Output the entries word for word. Omit images.

━━━━━ MATERIAL FOR THIS EXERCISE

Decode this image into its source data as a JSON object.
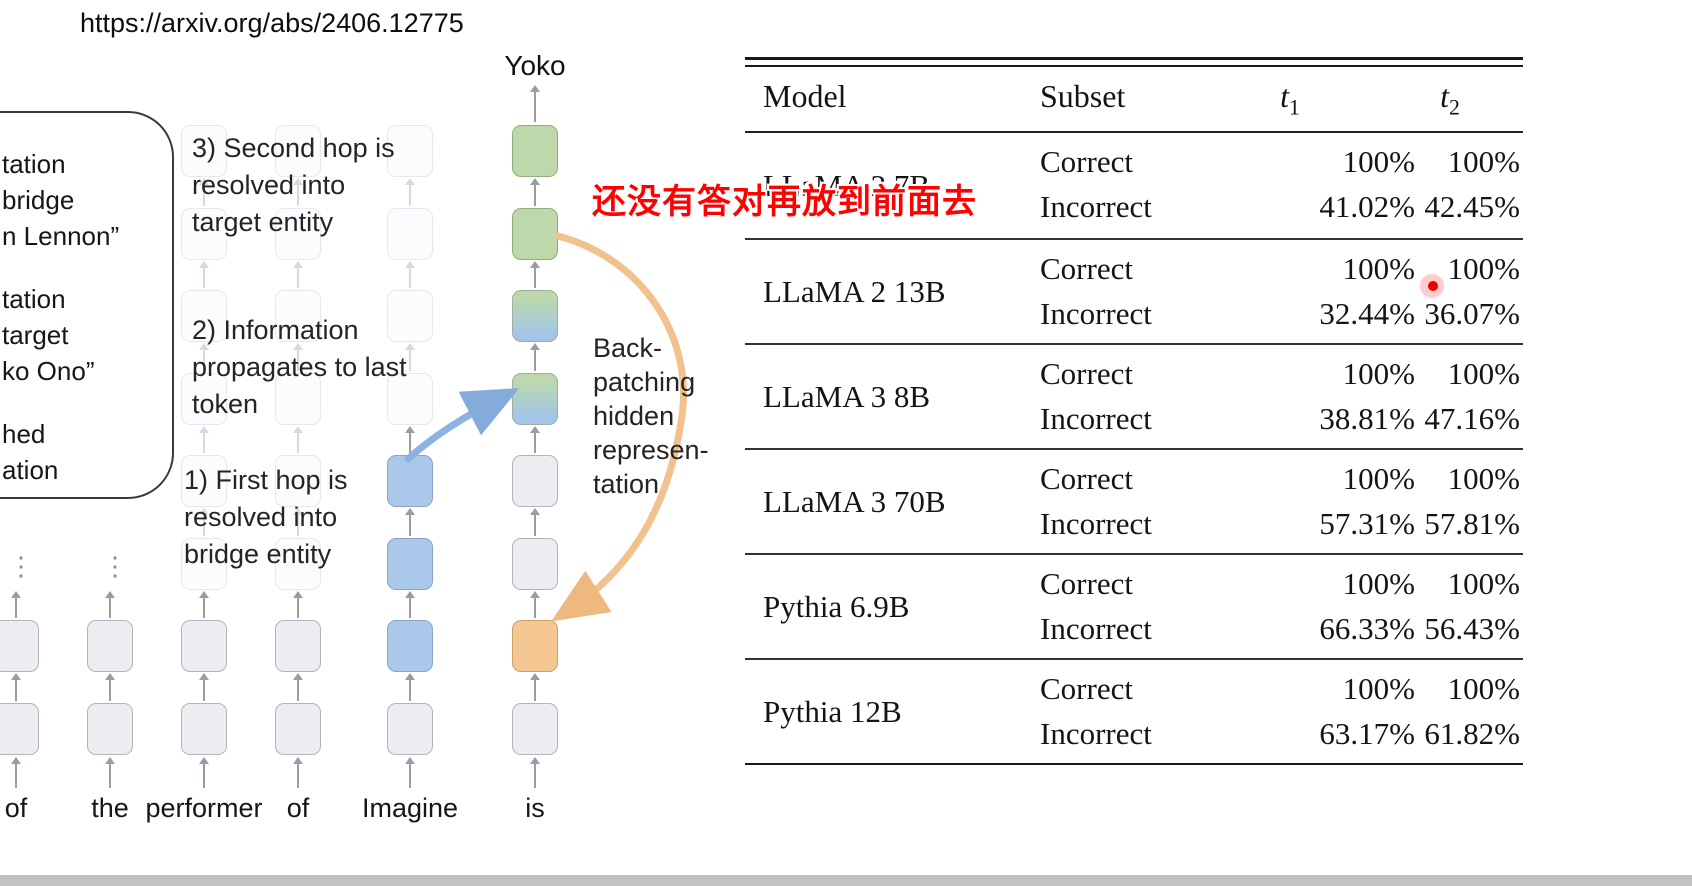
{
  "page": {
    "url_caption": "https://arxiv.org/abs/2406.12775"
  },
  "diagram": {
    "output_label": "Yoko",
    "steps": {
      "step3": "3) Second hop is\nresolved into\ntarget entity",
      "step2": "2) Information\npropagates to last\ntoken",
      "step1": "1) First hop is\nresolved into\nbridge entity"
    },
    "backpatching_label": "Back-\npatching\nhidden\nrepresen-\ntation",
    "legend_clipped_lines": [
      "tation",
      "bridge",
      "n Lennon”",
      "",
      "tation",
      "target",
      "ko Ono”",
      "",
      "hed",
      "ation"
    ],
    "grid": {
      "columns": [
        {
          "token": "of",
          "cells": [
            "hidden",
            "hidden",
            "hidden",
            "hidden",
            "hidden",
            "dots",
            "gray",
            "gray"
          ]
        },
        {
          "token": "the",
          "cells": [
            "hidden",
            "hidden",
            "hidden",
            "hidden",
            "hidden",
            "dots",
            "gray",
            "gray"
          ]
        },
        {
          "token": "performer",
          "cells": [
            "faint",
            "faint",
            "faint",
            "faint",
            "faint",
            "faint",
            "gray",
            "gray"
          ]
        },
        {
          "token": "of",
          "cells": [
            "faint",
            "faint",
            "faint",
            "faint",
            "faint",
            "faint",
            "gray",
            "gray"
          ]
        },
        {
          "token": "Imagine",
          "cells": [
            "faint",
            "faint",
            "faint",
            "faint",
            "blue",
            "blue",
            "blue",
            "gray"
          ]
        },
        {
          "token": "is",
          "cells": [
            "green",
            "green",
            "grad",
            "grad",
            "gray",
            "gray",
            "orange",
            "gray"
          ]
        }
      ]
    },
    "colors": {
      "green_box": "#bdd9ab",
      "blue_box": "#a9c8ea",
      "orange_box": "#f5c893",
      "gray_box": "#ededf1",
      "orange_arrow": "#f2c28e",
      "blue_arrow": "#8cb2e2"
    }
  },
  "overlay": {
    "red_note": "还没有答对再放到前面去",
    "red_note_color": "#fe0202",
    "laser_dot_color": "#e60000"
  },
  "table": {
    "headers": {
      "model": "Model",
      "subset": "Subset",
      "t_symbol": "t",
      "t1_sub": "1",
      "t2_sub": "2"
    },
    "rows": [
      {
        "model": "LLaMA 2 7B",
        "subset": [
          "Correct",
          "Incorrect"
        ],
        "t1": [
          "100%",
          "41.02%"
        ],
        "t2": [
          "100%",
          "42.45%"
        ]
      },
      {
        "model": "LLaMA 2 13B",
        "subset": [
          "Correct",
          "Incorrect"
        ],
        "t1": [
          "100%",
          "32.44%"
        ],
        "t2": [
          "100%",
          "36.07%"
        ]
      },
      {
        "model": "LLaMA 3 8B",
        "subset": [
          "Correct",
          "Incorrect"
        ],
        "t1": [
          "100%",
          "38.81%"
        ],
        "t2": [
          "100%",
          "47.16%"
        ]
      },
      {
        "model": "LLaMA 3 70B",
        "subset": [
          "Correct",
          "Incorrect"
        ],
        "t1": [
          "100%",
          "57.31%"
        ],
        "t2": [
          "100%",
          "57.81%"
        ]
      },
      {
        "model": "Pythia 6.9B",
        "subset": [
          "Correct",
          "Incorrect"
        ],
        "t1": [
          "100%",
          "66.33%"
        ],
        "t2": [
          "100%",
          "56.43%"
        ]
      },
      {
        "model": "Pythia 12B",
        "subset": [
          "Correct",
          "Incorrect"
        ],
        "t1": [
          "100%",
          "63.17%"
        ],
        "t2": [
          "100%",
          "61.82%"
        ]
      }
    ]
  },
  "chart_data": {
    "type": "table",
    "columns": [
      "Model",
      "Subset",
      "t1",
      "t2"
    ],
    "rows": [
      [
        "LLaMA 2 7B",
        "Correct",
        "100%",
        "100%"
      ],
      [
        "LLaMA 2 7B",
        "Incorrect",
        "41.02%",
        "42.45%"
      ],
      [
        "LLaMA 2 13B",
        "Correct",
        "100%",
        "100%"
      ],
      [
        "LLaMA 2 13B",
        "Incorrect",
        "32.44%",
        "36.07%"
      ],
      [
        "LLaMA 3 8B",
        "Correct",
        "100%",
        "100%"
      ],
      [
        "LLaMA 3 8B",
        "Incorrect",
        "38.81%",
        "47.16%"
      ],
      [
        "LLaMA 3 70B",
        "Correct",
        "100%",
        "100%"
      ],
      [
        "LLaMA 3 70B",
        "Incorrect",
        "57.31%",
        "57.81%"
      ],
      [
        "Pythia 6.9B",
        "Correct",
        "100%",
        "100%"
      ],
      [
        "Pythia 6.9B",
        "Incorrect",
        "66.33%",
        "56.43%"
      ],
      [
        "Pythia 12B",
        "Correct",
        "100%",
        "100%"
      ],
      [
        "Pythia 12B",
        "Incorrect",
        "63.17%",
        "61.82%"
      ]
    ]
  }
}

━━━━━━━━━━

**TASK SOLUTION:**
Decode this image into its source data as a JSON object.
{
  "page": {
    "url_caption": "https://arxiv.org/abs/2406.12775"
  },
  "diagram": {
    "output_label": "Yoko",
    "steps": {
      "step3": "3) Second hop is\nresolved into\ntarget entity",
      "step2": "2) Information\npropagates to last\ntoken",
      "step1": "1) First hop is\nresolved into\nbridge entity"
    },
    "backpatching_label": "Back-\npatching\nhidden\nrepresen-\ntation",
    "legend_clipped_lines": [
      "tation",
      "bridge",
      "n Lennon”",
      "",
      "tation",
      "target",
      "ko Ono”",
      "",
      "hed",
      "ation"
    ],
    "grid": {
      "columns": [
        {
          "token": "of",
          "cells": [
            "hidden",
            "hidden",
            "hidden",
            "hidden",
            "hidden",
            "dots",
            "gray",
            "gray"
          ]
        },
        {
          "token": "the",
          "cells": [
            "hidden",
            "hidden",
            "hidden",
            "hidden",
            "hidden",
            "dots",
            "gray",
            "gray"
          ]
        },
        {
          "token": "performer",
          "cells": [
            "faint",
            "faint",
            "faint",
            "faint",
            "faint",
            "faint",
            "gray",
            "gray"
          ]
        },
        {
          "token": "of",
          "cells": [
            "faint",
            "faint",
            "faint",
            "faint",
            "faint",
            "faint",
            "gray",
            "gray"
          ]
        },
        {
          "token": "Imagine",
          "cells": [
            "faint",
            "faint",
            "faint",
            "faint",
            "blue",
            "blue",
            "blue",
            "gray"
          ]
        },
        {
          "token": "is",
          "cells": [
            "green",
            "green",
            "grad",
            "grad",
            "gray",
            "gray",
            "orange",
            "gray"
          ]
        }
      ]
    },
    "colors": {
      "green_box": "#bdd9ab",
      "blue_box": "#a9c8ea",
      "orange_box": "#f5c893",
      "gray_box": "#ededf1",
      "orange_arrow": "#f2c28e",
      "blue_arrow": "#8cb2e2"
    }
  },
  "overlay": {
    "red_note": "还没有答对再放到前面去",
    "red_note_color": "#fe0202",
    "laser_dot_color": "#e60000"
  },
  "table": {
    "headers": {
      "model": "Model",
      "subset": "Subset",
      "t_symbol": "t",
      "t1_sub": "1",
      "t2_sub": "2"
    },
    "rows": [
      {
        "model": "LLaMA 2 7B",
        "subset": [
          "Correct",
          "Incorrect"
        ],
        "t1": [
          "100%",
          "41.02%"
        ],
        "t2": [
          "100%",
          "42.45%"
        ]
      },
      {
        "model": "LLaMA 2 13B",
        "subset": [
          "Correct",
          "Incorrect"
        ],
        "t1": [
          "100%",
          "32.44%"
        ],
        "t2": [
          "100%",
          "36.07%"
        ]
      },
      {
        "model": "LLaMA 3 8B",
        "subset": [
          "Correct",
          "Incorrect"
        ],
        "t1": [
          "100%",
          "38.81%"
        ],
        "t2": [
          "100%",
          "47.16%"
        ]
      },
      {
        "model": "LLaMA 3 70B",
        "subset": [
          "Correct",
          "Incorrect"
        ],
        "t1": [
          "100%",
          "57.31%"
        ],
        "t2": [
          "100%",
          "57.81%"
        ]
      },
      {
        "model": "Pythia 6.9B",
        "subset": [
          "Correct",
          "Incorrect"
        ],
        "t1": [
          "100%",
          "66.33%"
        ],
        "t2": [
          "100%",
          "56.43%"
        ]
      },
      {
        "model": "Pythia 12B",
        "subset": [
          "Correct",
          "Incorrect"
        ],
        "t1": [
          "100%",
          "63.17%"
        ],
        "t2": [
          "100%",
          "61.82%"
        ]
      }
    ]
  },
  "chart_data": {
    "type": "table",
    "columns": [
      "Model",
      "Subset",
      "t1",
      "t2"
    ],
    "rows": [
      [
        "LLaMA 2 7B",
        "Correct",
        "100%",
        "100%"
      ],
      [
        "LLaMA 2 7B",
        "Incorrect",
        "41.02%",
        "42.45%"
      ],
      [
        "LLaMA 2 13B",
        "Correct",
        "100%",
        "100%"
      ],
      [
        "LLaMA 2 13B",
        "Incorrect",
        "32.44%",
        "36.07%"
      ],
      [
        "LLaMA 3 8B",
        "Correct",
        "100%",
        "100%"
      ],
      [
        "LLaMA 3 8B",
        "Incorrect",
        "38.81%",
        "47.16%"
      ],
      [
        "LLaMA 3 70B",
        "Correct",
        "100%",
        "100%"
      ],
      [
        "LLaMA 3 70B",
        "Incorrect",
        "57.31%",
        "57.81%"
      ],
      [
        "Pythia 6.9B",
        "Correct",
        "100%",
        "100%"
      ],
      [
        "Pythia 6.9B",
        "Incorrect",
        "66.33%",
        "56.43%"
      ],
      [
        "Pythia 12B",
        "Correct",
        "100%",
        "100%"
      ],
      [
        "Pythia 12B",
        "Incorrect",
        "63.17%",
        "61.82%"
      ]
    ]
  }
}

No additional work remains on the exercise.